Listed entries:
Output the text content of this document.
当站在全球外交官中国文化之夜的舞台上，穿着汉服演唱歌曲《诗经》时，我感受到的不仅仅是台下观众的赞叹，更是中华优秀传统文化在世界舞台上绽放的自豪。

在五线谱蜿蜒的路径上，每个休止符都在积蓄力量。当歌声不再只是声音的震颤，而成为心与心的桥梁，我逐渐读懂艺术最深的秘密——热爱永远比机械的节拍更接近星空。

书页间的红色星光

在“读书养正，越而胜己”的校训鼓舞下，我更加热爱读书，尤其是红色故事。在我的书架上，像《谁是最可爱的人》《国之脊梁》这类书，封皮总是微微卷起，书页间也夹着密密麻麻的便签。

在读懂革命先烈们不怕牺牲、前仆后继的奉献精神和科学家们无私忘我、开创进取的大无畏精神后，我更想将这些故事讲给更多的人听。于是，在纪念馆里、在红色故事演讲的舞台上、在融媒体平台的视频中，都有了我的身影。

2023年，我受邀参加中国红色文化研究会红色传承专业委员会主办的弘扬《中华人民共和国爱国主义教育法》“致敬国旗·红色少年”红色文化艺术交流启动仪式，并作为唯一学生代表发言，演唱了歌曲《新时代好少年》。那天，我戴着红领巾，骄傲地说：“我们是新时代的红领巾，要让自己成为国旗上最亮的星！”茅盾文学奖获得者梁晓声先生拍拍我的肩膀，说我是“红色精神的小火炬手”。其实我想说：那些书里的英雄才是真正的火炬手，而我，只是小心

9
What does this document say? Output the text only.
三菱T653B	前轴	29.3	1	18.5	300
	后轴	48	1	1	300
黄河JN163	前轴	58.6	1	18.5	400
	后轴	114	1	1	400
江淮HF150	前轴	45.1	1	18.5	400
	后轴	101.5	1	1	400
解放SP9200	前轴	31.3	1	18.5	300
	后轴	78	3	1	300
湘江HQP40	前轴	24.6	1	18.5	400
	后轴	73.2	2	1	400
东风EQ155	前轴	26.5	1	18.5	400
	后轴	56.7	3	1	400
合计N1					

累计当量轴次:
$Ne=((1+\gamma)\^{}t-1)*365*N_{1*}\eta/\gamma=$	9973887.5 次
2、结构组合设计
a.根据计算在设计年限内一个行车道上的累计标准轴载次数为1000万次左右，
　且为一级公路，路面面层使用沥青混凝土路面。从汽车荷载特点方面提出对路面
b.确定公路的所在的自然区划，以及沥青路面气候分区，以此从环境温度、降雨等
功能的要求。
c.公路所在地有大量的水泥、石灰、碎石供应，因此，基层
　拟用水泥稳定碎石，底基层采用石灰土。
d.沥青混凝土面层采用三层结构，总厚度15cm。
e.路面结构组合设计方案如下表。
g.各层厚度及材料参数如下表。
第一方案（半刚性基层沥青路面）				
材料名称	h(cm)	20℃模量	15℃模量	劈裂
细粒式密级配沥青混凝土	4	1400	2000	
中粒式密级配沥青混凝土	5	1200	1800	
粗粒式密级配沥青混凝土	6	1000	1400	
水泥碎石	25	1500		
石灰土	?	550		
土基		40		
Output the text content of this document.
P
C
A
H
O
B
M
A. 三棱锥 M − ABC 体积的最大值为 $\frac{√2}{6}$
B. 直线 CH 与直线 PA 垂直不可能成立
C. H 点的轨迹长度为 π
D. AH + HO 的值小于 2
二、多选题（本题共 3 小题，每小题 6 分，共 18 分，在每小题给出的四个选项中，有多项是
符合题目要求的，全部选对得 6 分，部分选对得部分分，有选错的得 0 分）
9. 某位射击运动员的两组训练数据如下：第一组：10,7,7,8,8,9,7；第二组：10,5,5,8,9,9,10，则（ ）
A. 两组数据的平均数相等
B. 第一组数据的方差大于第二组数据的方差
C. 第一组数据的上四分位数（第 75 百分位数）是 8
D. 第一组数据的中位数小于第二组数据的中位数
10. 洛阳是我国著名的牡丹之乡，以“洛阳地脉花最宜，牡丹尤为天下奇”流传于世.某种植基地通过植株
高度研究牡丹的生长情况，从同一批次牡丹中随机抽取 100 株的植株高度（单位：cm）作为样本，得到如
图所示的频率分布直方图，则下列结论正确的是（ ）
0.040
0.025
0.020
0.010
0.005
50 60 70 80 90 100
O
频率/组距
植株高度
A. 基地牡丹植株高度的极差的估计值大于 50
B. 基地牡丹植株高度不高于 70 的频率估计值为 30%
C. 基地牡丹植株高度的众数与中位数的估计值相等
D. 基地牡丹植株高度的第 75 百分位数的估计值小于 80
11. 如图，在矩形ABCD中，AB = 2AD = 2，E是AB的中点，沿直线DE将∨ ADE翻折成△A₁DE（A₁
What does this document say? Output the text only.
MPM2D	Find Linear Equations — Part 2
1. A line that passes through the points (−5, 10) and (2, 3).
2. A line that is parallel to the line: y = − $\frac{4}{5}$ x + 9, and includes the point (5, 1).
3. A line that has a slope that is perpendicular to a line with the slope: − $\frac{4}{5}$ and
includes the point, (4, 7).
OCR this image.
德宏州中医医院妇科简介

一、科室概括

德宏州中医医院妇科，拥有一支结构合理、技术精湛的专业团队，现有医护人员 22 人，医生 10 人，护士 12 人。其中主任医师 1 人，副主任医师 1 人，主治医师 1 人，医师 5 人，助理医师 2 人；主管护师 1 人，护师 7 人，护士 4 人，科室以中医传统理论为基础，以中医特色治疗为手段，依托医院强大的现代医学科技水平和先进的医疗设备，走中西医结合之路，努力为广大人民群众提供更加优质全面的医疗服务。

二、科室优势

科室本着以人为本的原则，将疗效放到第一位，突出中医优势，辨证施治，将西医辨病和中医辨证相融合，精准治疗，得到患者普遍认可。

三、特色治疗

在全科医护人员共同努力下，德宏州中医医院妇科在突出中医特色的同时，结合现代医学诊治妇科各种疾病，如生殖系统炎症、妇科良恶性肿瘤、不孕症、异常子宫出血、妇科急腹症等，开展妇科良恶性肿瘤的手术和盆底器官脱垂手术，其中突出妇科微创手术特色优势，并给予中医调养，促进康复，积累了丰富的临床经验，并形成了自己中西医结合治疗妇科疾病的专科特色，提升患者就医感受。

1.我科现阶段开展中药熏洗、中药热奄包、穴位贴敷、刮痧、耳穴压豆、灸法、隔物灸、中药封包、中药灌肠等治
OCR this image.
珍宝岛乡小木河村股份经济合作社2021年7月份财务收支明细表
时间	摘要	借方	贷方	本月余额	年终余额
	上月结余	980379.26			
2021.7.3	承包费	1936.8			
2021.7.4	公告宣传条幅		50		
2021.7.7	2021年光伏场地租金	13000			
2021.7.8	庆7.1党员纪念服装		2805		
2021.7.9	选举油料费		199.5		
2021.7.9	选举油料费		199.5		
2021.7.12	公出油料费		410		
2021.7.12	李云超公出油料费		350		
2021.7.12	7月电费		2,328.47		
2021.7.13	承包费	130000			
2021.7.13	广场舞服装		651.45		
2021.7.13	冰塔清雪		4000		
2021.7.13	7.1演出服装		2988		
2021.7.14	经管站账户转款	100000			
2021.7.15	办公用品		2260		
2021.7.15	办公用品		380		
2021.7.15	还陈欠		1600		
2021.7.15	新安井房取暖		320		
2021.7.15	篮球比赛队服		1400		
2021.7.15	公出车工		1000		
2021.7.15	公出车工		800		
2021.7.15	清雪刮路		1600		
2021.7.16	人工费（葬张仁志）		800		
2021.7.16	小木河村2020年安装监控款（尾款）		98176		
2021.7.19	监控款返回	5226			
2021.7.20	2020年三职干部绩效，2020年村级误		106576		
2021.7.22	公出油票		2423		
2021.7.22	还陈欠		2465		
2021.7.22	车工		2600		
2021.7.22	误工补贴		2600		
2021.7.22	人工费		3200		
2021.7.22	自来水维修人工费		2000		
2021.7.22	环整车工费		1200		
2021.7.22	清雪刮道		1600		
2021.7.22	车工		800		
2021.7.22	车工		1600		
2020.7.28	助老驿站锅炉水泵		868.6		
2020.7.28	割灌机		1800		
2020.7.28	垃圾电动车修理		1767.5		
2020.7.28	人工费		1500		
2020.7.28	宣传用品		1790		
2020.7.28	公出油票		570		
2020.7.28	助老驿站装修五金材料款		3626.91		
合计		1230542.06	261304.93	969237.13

Your task: Only lines with "frac" are wanted here; list each of them.

Result below:
A. 三棱锥 M − ABC 体积的最大值为 $\frac{√2}{6}$
2. A line that is parallel to the line: y = − $\frac{4}{5}$ x + 9, and includes the point (5, 1).
3. A line that has a slope that is perpendicular to a line with the slope: − $\frac{4}{5}$ and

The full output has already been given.